WHAT IS EXPECTED: Gather up every line that includes the string "ungdomsarbetslöshet".
═══
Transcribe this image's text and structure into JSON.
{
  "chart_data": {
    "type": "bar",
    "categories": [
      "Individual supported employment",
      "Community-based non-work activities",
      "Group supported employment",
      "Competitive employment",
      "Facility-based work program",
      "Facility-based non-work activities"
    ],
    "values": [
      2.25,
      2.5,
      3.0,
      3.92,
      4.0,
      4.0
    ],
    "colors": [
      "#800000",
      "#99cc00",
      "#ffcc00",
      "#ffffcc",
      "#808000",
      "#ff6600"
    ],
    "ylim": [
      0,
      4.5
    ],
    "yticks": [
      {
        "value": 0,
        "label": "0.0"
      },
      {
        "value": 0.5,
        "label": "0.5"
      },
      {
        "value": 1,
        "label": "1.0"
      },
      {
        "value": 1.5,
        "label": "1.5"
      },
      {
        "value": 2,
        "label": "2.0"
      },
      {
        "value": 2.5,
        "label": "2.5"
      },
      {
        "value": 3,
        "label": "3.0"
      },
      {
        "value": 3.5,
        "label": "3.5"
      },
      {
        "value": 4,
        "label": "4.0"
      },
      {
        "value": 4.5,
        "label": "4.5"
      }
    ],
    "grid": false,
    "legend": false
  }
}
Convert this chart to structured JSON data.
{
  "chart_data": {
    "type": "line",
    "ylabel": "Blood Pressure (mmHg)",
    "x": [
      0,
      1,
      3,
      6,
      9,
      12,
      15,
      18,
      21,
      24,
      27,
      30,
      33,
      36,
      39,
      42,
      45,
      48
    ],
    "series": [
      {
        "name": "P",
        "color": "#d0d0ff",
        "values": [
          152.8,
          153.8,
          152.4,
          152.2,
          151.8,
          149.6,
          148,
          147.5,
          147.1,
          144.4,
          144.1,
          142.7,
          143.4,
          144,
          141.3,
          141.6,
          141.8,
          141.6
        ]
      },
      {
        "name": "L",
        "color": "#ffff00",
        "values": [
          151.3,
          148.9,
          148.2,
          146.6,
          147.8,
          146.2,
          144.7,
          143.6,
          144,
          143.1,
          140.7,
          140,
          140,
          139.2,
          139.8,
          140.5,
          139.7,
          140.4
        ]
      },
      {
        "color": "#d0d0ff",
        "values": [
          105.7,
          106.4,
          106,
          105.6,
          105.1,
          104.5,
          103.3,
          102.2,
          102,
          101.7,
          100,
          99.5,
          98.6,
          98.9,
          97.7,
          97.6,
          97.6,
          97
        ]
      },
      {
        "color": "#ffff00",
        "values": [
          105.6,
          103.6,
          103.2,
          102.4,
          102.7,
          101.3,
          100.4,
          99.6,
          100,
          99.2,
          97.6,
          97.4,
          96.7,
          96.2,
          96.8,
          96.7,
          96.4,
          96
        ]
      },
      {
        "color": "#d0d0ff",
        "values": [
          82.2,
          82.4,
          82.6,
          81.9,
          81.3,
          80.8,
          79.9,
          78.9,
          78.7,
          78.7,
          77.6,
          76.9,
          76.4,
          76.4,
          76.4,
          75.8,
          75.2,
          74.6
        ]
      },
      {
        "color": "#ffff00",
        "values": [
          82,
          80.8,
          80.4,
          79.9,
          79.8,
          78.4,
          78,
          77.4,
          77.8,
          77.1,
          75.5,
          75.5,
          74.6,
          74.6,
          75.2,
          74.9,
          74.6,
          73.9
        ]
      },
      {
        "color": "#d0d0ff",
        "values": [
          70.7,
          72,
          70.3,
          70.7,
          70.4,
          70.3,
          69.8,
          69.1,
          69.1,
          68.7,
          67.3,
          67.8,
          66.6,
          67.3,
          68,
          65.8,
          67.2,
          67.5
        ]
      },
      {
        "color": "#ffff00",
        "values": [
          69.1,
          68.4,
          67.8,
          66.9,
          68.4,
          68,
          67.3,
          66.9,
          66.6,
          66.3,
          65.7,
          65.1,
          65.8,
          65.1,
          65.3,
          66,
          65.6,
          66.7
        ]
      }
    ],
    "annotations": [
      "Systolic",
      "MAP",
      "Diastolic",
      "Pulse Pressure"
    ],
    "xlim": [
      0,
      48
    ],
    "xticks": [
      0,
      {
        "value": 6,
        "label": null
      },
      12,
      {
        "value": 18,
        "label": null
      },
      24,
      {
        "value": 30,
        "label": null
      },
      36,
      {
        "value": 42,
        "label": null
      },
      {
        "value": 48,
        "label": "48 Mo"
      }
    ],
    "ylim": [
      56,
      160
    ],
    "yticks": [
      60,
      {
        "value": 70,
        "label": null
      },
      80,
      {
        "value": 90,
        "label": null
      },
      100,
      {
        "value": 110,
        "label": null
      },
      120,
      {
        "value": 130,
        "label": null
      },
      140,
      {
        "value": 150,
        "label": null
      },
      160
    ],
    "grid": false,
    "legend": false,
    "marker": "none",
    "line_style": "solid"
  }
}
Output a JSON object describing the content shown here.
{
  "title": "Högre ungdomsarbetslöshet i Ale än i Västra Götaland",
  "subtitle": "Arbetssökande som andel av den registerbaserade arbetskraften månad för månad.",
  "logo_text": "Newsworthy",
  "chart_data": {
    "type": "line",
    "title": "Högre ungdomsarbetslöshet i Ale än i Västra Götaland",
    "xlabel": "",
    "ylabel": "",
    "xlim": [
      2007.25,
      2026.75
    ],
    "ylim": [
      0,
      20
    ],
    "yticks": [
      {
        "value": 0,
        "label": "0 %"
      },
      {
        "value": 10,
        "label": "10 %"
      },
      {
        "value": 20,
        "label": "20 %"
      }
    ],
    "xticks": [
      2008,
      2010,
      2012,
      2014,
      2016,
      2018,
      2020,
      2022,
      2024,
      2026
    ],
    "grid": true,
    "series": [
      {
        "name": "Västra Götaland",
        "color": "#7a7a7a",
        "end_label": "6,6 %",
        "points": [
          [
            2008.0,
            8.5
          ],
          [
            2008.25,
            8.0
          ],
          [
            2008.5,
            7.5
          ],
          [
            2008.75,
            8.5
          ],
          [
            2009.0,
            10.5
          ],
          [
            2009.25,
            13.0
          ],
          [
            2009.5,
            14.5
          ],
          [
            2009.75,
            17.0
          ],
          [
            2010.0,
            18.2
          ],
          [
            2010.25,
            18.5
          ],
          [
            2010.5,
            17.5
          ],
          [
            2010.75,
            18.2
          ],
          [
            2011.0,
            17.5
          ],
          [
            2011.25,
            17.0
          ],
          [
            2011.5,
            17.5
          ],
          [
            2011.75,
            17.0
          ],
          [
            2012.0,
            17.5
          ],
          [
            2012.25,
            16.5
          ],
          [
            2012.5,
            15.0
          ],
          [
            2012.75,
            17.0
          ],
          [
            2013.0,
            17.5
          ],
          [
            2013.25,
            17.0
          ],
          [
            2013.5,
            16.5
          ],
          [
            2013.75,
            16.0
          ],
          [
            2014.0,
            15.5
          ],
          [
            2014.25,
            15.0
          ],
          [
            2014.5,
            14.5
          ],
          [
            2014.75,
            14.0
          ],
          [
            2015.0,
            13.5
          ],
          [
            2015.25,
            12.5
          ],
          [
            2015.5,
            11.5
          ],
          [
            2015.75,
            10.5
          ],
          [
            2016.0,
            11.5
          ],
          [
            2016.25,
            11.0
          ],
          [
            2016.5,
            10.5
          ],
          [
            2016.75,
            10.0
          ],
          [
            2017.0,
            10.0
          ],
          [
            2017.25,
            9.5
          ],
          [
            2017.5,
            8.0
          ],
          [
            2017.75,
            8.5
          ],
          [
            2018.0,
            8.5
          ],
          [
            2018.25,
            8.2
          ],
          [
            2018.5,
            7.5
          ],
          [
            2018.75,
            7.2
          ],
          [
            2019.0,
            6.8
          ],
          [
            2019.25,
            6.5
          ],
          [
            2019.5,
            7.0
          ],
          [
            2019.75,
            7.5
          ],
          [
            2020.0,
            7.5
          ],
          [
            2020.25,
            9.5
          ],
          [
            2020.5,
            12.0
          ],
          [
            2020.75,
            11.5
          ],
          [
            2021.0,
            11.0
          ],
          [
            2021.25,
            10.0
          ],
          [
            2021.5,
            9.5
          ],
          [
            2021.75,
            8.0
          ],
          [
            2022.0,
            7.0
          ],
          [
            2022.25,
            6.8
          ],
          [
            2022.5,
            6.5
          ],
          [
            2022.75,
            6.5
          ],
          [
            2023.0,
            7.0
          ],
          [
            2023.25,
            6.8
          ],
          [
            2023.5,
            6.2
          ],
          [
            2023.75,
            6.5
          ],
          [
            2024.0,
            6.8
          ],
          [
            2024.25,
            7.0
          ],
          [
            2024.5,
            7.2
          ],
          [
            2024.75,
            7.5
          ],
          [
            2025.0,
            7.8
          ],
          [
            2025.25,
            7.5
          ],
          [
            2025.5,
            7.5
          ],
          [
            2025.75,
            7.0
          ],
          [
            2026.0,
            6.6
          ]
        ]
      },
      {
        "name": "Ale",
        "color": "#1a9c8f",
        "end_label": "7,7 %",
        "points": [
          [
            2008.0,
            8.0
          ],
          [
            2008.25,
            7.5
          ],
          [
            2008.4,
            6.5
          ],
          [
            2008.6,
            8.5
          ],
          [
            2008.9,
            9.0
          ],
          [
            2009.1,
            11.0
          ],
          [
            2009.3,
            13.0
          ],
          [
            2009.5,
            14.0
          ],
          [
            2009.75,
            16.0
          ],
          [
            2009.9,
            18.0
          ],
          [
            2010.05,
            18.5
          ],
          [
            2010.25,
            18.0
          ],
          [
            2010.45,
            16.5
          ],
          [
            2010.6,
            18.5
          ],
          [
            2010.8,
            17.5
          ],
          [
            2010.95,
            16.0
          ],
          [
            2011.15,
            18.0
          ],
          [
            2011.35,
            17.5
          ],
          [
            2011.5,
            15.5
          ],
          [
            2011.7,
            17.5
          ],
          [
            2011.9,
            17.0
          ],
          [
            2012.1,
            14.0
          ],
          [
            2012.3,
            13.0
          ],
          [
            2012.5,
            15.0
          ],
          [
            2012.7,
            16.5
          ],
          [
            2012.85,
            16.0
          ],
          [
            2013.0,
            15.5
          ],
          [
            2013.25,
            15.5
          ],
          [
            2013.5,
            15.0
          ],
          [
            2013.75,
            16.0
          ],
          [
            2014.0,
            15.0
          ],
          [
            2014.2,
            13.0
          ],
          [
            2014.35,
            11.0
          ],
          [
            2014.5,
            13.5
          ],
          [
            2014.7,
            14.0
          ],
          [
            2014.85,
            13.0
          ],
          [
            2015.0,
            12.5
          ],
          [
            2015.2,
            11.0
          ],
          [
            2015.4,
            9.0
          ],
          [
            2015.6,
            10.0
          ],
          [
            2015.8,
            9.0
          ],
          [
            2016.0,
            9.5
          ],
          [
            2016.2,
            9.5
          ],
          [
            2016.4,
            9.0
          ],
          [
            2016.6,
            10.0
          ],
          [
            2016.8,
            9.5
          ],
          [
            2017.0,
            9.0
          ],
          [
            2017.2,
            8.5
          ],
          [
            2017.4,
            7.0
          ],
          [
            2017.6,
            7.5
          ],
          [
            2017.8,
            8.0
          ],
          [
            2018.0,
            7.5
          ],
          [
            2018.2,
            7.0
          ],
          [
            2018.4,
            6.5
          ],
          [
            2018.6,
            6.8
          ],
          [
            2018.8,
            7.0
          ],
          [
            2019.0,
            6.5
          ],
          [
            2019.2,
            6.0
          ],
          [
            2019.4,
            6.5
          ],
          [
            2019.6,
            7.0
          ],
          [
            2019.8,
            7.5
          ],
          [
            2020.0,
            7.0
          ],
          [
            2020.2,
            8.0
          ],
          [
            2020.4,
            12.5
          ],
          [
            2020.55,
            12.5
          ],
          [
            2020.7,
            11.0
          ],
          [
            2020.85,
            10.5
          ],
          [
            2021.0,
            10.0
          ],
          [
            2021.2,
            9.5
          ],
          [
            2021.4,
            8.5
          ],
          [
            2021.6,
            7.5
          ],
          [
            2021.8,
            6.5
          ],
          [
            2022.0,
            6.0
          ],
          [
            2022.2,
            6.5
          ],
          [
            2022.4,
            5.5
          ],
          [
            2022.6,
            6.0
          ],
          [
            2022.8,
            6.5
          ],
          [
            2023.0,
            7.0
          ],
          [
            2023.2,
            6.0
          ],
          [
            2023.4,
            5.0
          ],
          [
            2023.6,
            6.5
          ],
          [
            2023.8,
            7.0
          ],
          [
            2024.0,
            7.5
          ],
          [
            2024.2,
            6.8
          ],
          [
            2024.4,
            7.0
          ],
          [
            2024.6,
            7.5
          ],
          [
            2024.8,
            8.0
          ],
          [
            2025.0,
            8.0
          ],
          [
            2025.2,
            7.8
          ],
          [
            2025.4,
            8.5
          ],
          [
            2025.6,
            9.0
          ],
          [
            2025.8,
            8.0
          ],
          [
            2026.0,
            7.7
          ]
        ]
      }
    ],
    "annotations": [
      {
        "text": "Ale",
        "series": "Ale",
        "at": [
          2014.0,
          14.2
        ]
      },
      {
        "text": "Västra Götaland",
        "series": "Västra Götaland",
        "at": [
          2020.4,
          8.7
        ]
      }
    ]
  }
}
═══
SOLUTION TO THIS PROBLEM:
  "title": "Högre ungdomsarbetslöshet i Ale än i Västra Götaland",
    "title": "Högre ungdomsarbetslöshet i Ale än i Västra Götaland",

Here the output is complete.